## Directions for this task
Where the string "Flaxseed" occurs in the material below, report the whole line.

## Data for this task
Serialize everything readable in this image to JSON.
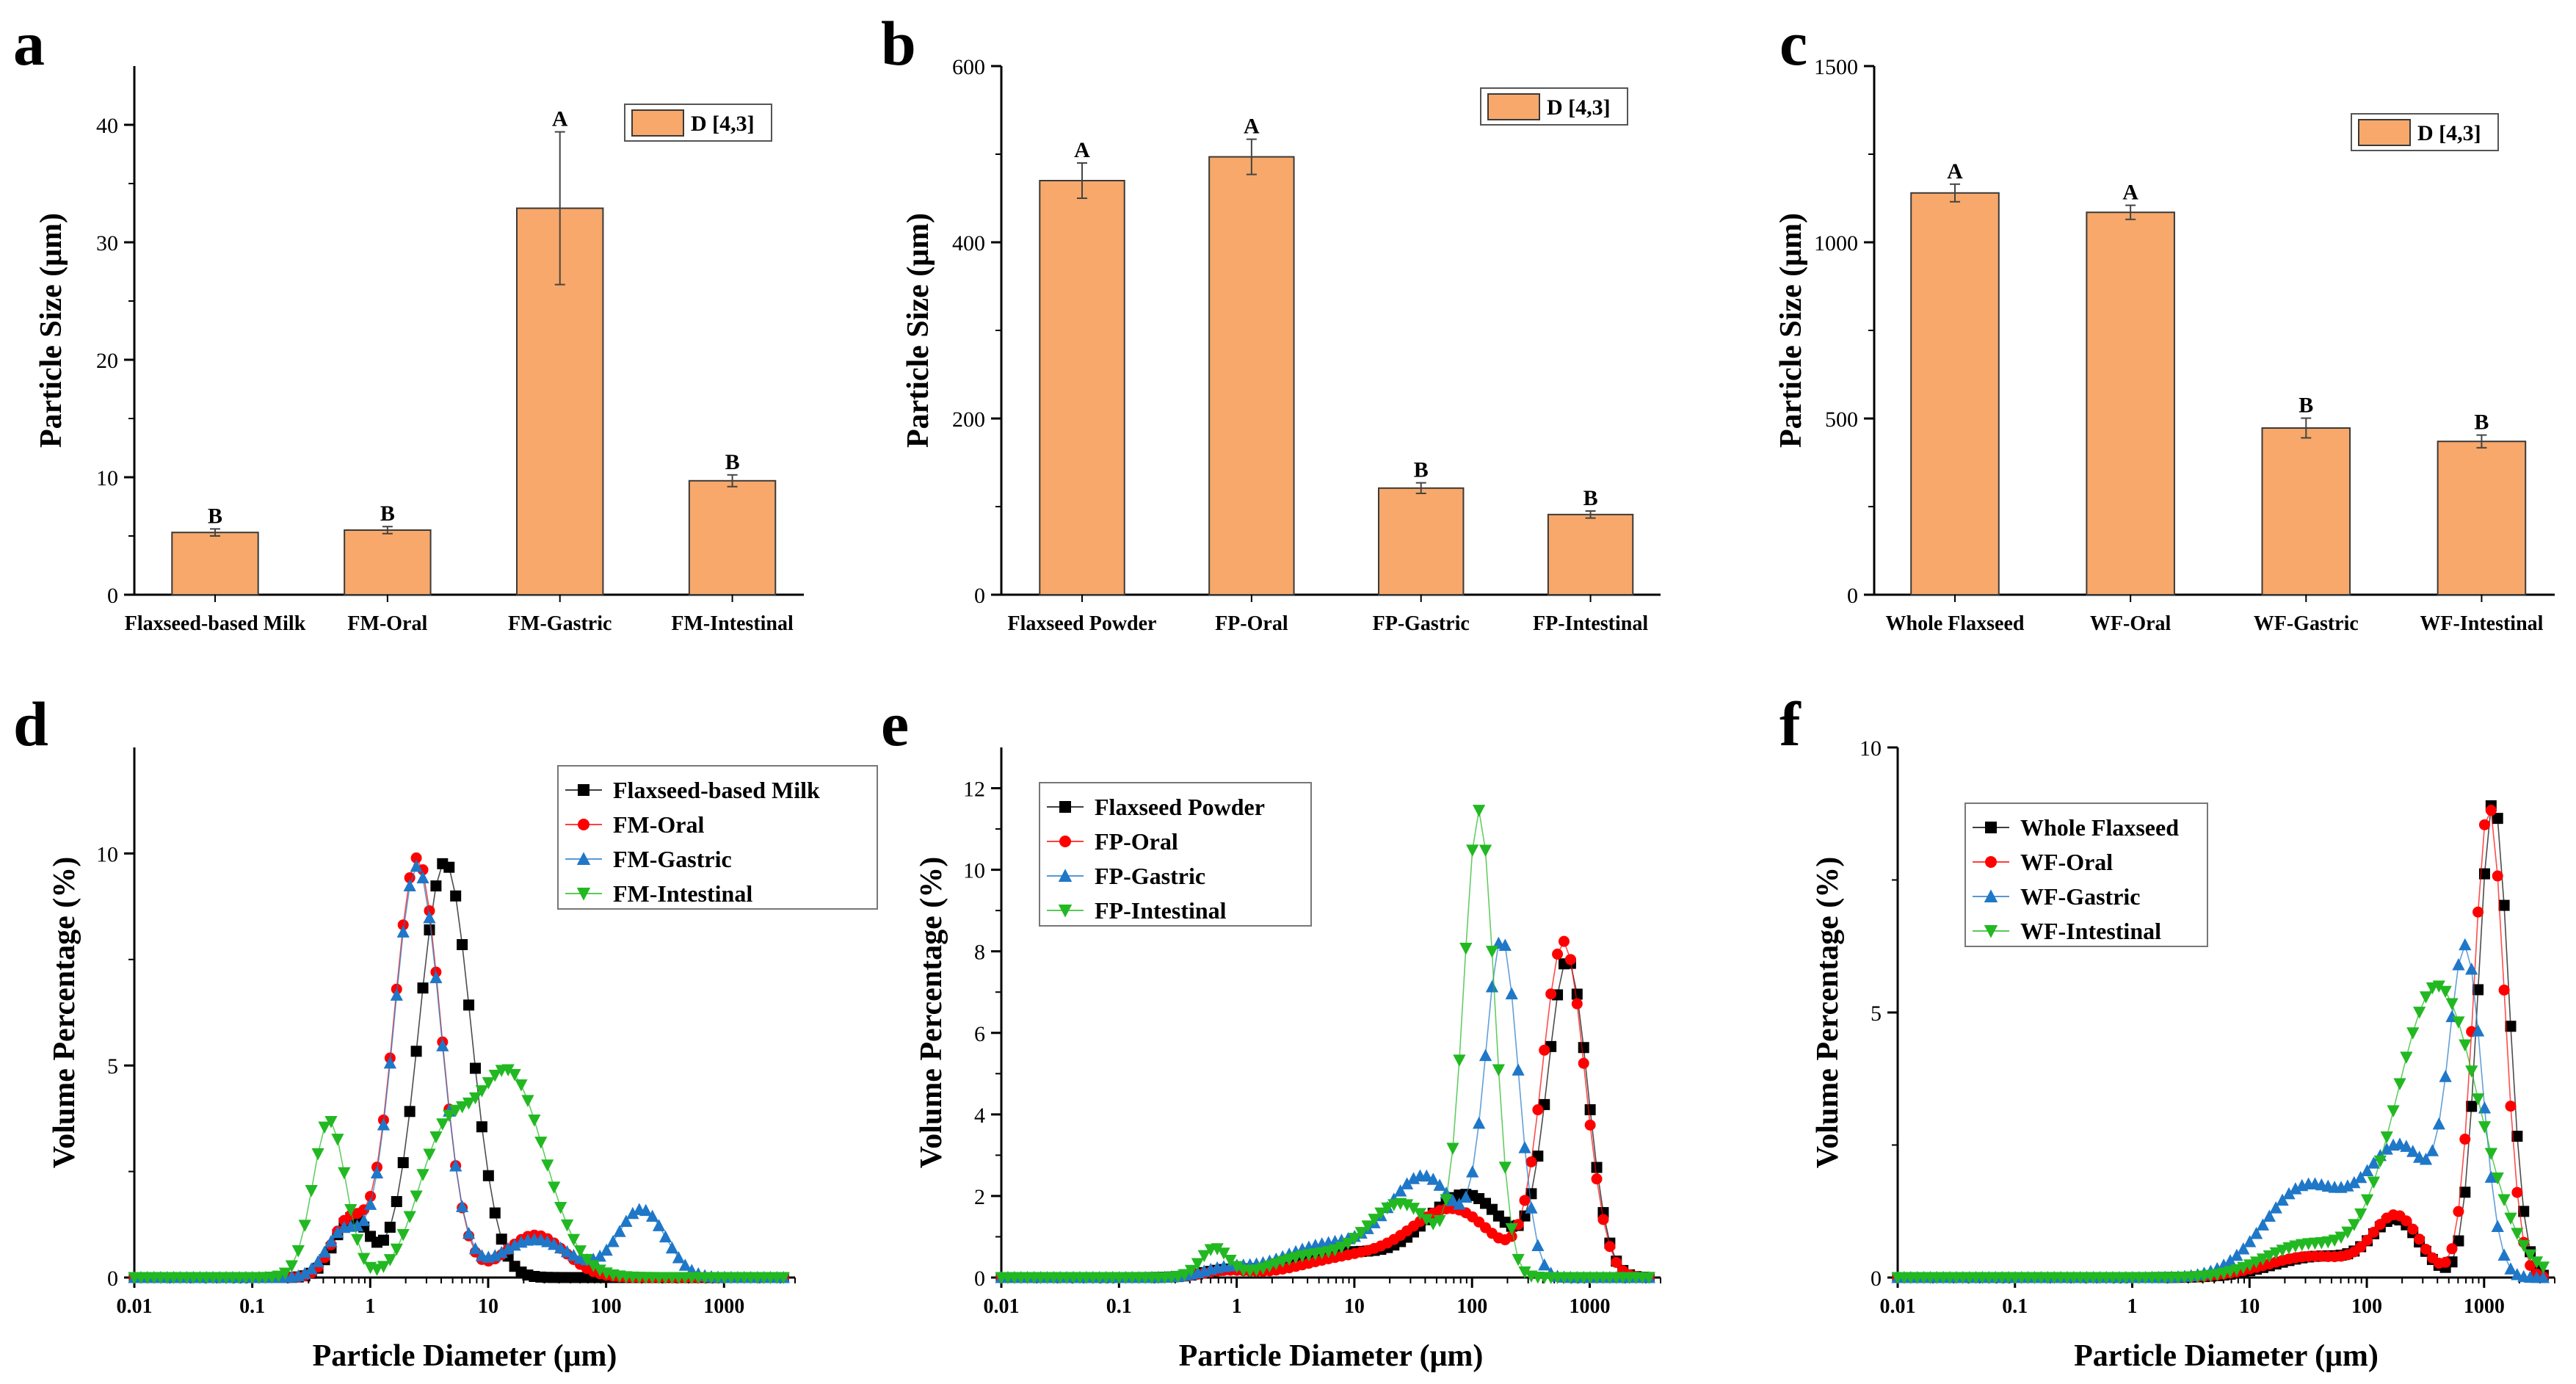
{
  "colors": {
    "bar_fill": "#F7A86A",
    "bar_stroke": "#3a3a3a",
    "series": [
      "#000000",
      "#FF0000",
      "#1F77C8",
      "#22B822"
    ]
  },
  "chart_data": [
    {
      "panel": "a",
      "type": "bar",
      "title": "",
      "xlabel": "",
      "ylabel": "Particle Size (μm)",
      "ylim": [
        0,
        45
      ],
      "yticks": [
        0,
        10,
        20,
        30,
        40
      ],
      "categories": [
        "Flaxseed-based Milk",
        "FM-Oral",
        "FM-Gastric",
        "FM-Intestinal"
      ],
      "values": [
        5.3,
        5.5,
        32.9,
        9.7
      ],
      "errors": [
        0.3,
        0.3,
        6.5,
        0.5
      ],
      "labels": [
        "B",
        "B",
        "A",
        "B"
      ],
      "legend": [
        "D [4,3]"
      ],
      "legend_position": "top-right"
    },
    {
      "panel": "b",
      "type": "bar",
      "title": "",
      "xlabel": "",
      "ylabel": "Particle Size (μm)",
      "ylim": [
        0,
        600
      ],
      "yticks": [
        0,
        200,
        400,
        600
      ],
      "categories": [
        "Flaxseed Powder",
        "FP-Oral",
        "FP-Gastric",
        "FP-Intestinal"
      ],
      "values": [
        470,
        497,
        121,
        91
      ],
      "errors": [
        20,
        20,
        6,
        4
      ],
      "labels": [
        "A",
        "A",
        "B",
        "B"
      ],
      "legend": [
        "D [4,3]"
      ],
      "legend_position": "top-right"
    },
    {
      "panel": "c",
      "type": "bar",
      "title": "",
      "xlabel": "",
      "ylabel": "Particle Size (μm)",
      "ylim": [
        0,
        1500
      ],
      "yticks": [
        0,
        500,
        1000,
        1500
      ],
      "categories": [
        "Whole Flaxseed",
        "WF-Oral",
        "WF-Gastric",
        "WF-Intestinal"
      ],
      "values": [
        1140,
        1085,
        473,
        435
      ],
      "errors": [
        25,
        20,
        28,
        18
      ],
      "labels": [
        "A",
        "A",
        "B",
        "B"
      ],
      "legend": [
        "D [4,3]"
      ],
      "legend_position": "top-right"
    },
    {
      "panel": "d",
      "type": "scatter",
      "xscale": "log",
      "xlim": [
        0.01,
        4000
      ],
      "xticks": [
        0.01,
        0.1,
        1,
        10,
        100,
        1000
      ],
      "xtick_labels": [
        "0.01",
        "0.1",
        "1",
        "10",
        "100",
        "1000"
      ],
      "ylim": [
        0,
        12.5
      ],
      "yticks": [
        0,
        5,
        10
      ],
      "xlabel": "Particle Diameter (μm)",
      "ylabel": "Volume Percentage (%)",
      "legend_position": "top-right",
      "series": [
        {
          "name": "Flaxseed-based Milk",
          "marker": "square",
          "peaks": [
            {
              "x": 0.7,
              "h": 1.4,
              "w": 0.15
            },
            {
              "x": 4.3,
              "h": 9.8,
              "w": 0.22
            }
          ]
        },
        {
          "name": "FM-Oral",
          "marker": "circle",
          "peaks": [
            {
              "x": 0.65,
              "h": 1.3,
              "w": 0.14
            },
            {
              "x": 2.5,
              "h": 9.9,
              "w": 0.2
            },
            {
              "x": 25,
              "h": 1.0,
              "w": 0.25
            }
          ]
        },
        {
          "name": "FM-Gastric",
          "marker": "triangle-up",
          "peaks": [
            {
              "x": 0.6,
              "h": 1.1,
              "w": 0.15
            },
            {
              "x": 2.5,
              "h": 9.7,
              "w": 0.2
            },
            {
              "x": 25,
              "h": 0.9,
              "w": 0.3
            },
            {
              "x": 200,
              "h": 1.6,
              "w": 0.2
            }
          ]
        },
        {
          "name": "FM-Intestinal",
          "marker": "triangle-down",
          "peaks": [
            {
              "x": 0.45,
              "h": 3.7,
              "w": 0.14
            },
            {
              "x": 4,
              "h": 2.8,
              "w": 0.22
            },
            {
              "x": 15,
              "h": 4.8,
              "w": 0.3
            }
          ]
        }
      ]
    },
    {
      "panel": "e",
      "type": "scatter",
      "xscale": "log",
      "xlim": [
        0.01,
        4000
      ],
      "xticks": [
        0.01,
        0.1,
        1,
        10,
        100,
        1000
      ],
      "xtick_labels": [
        "0.01",
        "0.1",
        "1",
        "10",
        "100",
        "1000"
      ],
      "ylim": [
        0,
        13
      ],
      "yticks": [
        0,
        2,
        4,
        6,
        8,
        10,
        12
      ],
      "xlabel": "Particle Diameter (μm)",
      "ylabel": "Volume Percentage (%)",
      "legend_position": "top-left",
      "series": [
        {
          "name": "Flaxseed Powder",
          "marker": "square",
          "peaks": [
            {
              "x": 0.8,
              "h": 0.15,
              "w": 0.2
            },
            {
              "x": 8,
              "h": 0.6,
              "w": 0.45
            },
            {
              "x": 90,
              "h": 2.0,
              "w": 0.35
            },
            {
              "x": 650,
              "h": 7.7,
              "w": 0.17
            }
          ]
        },
        {
          "name": "FP-Oral",
          "marker": "circle",
          "peaks": [
            {
              "x": 0.8,
              "h": 0.15,
              "w": 0.2
            },
            {
              "x": 10,
              "h": 0.5,
              "w": 0.45
            },
            {
              "x": 70,
              "h": 1.6,
              "w": 0.35
            },
            {
              "x": 600,
              "h": 8.2,
              "w": 0.18
            }
          ]
        },
        {
          "name": "FP-Gastric",
          "marker": "triangle-up",
          "peaks": [
            {
              "x": 0.8,
              "h": 0.2,
              "w": 0.2
            },
            {
              "x": 6,
              "h": 0.8,
              "w": 0.4
            },
            {
              "x": 40,
              "h": 2.4,
              "w": 0.3
            },
            {
              "x": 180,
              "h": 8.1,
              "w": 0.14
            }
          ]
        },
        {
          "name": "FP-Intestinal",
          "marker": "triangle-down",
          "peaks": [
            {
              "x": 0.65,
              "h": 0.7,
              "w": 0.12
            },
            {
              "x": 4,
              "h": 0.5,
              "w": 0.3
            },
            {
              "x": 25,
              "h": 1.8,
              "w": 0.3
            },
            {
              "x": 115,
              "h": 11.3,
              "w": 0.13
            }
          ]
        }
      ]
    },
    {
      "panel": "f",
      "type": "scatter",
      "xscale": "log",
      "xlim": [
        0.01,
        4000
      ],
      "xticks": [
        0.01,
        0.1,
        1,
        10,
        100,
        1000
      ],
      "xtick_labels": [
        "0.01",
        "0.1",
        "1",
        "10",
        "100",
        "1000"
      ],
      "ylim": [
        0,
        10
      ],
      "yticks": [
        0,
        5,
        10
      ],
      "xlabel": "Particle Diameter (μm)",
      "ylabel": "Volume Percentage (%)",
      "legend_position": "top-left",
      "series": [
        {
          "name": "Whole Flaxseed",
          "marker": "square",
          "peaks": [
            {
              "x": 40,
              "h": 0.4,
              "w": 0.4
            },
            {
              "x": 180,
              "h": 1.0,
              "w": 0.2
            },
            {
              "x": 1200,
              "h": 9.0,
              "w": 0.13
            }
          ]
        },
        {
          "name": "WF-Oral",
          "marker": "circle",
          "peaks": [
            {
              "x": 35,
              "h": 0.4,
              "w": 0.4
            },
            {
              "x": 180,
              "h": 1.1,
              "w": 0.2
            },
            {
              "x": 1100,
              "h": 8.9,
              "w": 0.13
            }
          ]
        },
        {
          "name": "WF-Gastric",
          "marker": "triangle-up",
          "peaks": [
            {
              "x": 30,
              "h": 1.7,
              "w": 0.35
            },
            {
              "x": 200,
              "h": 2.4,
              "w": 0.3
            },
            {
              "x": 700,
              "h": 5.8,
              "w": 0.14
            }
          ]
        },
        {
          "name": "WF-Intestinal",
          "marker": "triangle-down",
          "peaks": [
            {
              "x": 30,
              "h": 0.6,
              "w": 0.35
            },
            {
              "x": 400,
              "h": 5.5,
              "w": 0.35
            }
          ]
        }
      ]
    }
  ],
  "panel_letters": [
    "a",
    "b",
    "c",
    "d",
    "e",
    "f"
  ]
}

## Full response
        "Flaxseed-based Milk",
        "Flaxseed Powder",
        "Whole Flaxseed",
          "name": "Flaxseed-based Milk",
          "name": "Flaxseed Powder",
          "name": "Whole Flaxseed",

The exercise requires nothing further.